§ Short exercise
Report each line of the material below that contains the word "boxes", copying every such line in full.

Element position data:
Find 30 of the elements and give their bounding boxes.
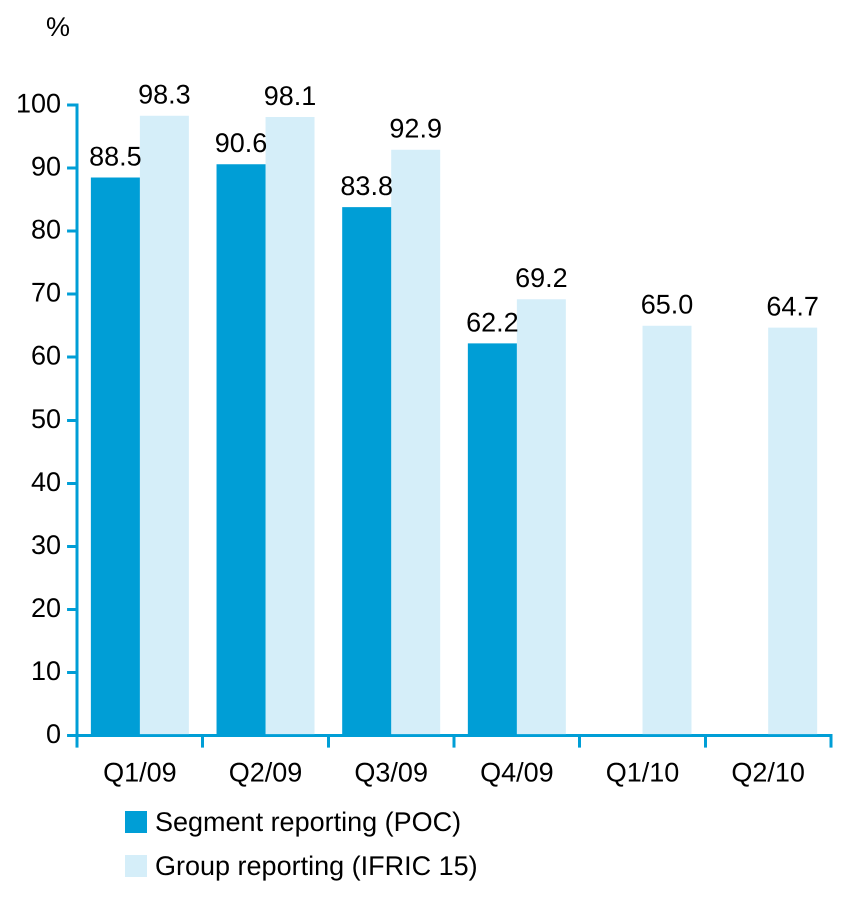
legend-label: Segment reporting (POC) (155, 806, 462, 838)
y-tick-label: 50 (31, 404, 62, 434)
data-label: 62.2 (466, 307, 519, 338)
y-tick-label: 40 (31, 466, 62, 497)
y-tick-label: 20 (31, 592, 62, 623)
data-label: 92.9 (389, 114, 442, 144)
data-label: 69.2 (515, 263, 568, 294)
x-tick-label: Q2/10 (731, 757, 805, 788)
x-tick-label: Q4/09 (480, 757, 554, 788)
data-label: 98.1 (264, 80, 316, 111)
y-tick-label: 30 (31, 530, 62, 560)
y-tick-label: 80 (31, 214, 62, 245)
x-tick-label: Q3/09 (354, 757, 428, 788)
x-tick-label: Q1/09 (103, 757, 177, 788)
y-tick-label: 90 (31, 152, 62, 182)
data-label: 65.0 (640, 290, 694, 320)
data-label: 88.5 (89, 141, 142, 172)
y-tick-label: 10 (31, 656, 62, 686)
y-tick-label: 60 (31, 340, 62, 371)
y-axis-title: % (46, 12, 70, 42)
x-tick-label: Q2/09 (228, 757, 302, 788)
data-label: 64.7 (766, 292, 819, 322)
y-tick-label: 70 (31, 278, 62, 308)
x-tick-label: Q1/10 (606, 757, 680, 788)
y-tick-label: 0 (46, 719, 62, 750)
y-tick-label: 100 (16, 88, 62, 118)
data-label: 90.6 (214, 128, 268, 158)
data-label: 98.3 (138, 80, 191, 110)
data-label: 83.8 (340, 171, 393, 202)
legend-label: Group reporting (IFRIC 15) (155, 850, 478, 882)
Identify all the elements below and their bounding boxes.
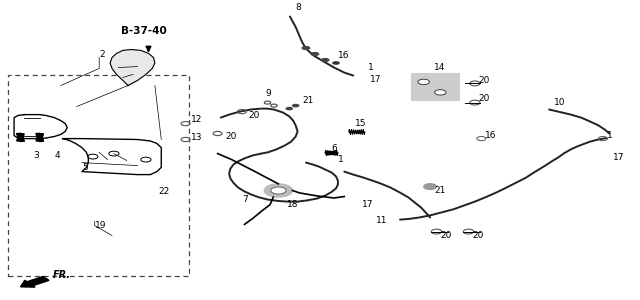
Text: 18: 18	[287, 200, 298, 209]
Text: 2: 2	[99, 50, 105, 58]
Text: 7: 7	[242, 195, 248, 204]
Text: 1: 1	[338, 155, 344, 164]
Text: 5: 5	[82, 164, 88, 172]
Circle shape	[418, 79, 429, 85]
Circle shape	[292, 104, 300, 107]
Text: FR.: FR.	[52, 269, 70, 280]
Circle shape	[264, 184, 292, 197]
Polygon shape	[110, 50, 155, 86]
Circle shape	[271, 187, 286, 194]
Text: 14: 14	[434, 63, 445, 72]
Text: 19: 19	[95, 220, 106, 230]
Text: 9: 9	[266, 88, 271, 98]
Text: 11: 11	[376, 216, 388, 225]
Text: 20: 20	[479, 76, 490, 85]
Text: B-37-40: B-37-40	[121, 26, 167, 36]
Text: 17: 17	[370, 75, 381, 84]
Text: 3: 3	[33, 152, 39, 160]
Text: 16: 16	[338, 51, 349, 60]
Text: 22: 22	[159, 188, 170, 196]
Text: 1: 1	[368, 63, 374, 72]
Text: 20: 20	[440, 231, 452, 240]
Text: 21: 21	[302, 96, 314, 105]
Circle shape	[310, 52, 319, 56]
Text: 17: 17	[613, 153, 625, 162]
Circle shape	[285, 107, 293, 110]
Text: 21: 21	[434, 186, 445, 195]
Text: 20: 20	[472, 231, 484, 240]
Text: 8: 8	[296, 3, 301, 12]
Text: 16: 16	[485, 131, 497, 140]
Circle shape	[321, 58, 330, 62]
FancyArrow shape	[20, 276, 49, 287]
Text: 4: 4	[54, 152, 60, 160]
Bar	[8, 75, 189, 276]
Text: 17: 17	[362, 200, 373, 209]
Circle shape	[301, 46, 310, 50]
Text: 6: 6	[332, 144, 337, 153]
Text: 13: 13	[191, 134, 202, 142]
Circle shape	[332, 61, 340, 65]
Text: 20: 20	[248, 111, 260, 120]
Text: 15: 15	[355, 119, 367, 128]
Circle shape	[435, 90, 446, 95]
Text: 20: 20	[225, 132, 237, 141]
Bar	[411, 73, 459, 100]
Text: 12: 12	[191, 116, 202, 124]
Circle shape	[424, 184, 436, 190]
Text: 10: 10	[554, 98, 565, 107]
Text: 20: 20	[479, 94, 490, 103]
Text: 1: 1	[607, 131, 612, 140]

--

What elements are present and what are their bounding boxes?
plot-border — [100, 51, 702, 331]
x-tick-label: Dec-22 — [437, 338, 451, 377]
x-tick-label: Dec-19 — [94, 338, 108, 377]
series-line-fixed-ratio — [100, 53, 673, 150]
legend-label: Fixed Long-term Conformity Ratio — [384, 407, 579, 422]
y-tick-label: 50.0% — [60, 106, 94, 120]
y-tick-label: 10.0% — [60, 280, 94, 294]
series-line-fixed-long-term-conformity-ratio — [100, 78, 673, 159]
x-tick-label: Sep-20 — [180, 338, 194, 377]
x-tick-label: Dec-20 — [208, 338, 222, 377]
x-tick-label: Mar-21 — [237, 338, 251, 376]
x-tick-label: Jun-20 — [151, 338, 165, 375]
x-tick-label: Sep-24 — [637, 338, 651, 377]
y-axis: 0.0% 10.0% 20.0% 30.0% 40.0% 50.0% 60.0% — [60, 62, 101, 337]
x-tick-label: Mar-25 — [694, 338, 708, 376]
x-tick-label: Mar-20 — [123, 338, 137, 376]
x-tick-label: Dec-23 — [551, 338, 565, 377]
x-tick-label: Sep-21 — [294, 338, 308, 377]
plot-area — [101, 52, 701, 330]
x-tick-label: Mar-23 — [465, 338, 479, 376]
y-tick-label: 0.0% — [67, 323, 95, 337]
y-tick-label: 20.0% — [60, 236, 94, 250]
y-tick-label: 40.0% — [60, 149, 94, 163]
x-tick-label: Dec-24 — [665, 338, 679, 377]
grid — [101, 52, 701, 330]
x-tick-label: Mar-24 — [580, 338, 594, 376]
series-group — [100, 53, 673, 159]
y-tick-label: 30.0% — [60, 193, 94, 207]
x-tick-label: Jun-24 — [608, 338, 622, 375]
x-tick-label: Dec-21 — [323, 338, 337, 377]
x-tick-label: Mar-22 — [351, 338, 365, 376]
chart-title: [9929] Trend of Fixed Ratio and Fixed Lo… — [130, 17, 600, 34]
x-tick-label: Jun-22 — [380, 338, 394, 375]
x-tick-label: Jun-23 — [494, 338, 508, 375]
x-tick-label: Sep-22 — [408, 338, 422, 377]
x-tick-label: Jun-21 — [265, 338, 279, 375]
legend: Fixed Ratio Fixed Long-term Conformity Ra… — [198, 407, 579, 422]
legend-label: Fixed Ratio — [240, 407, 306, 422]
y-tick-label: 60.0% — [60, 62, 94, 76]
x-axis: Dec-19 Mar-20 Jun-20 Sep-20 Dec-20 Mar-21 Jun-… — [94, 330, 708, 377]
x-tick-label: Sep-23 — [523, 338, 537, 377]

§ The solution
Find 30 of the elements and give their bounding boxes.
Identify all the elements below and their bounding boxes.
What elements are present and what are their bounding boxes?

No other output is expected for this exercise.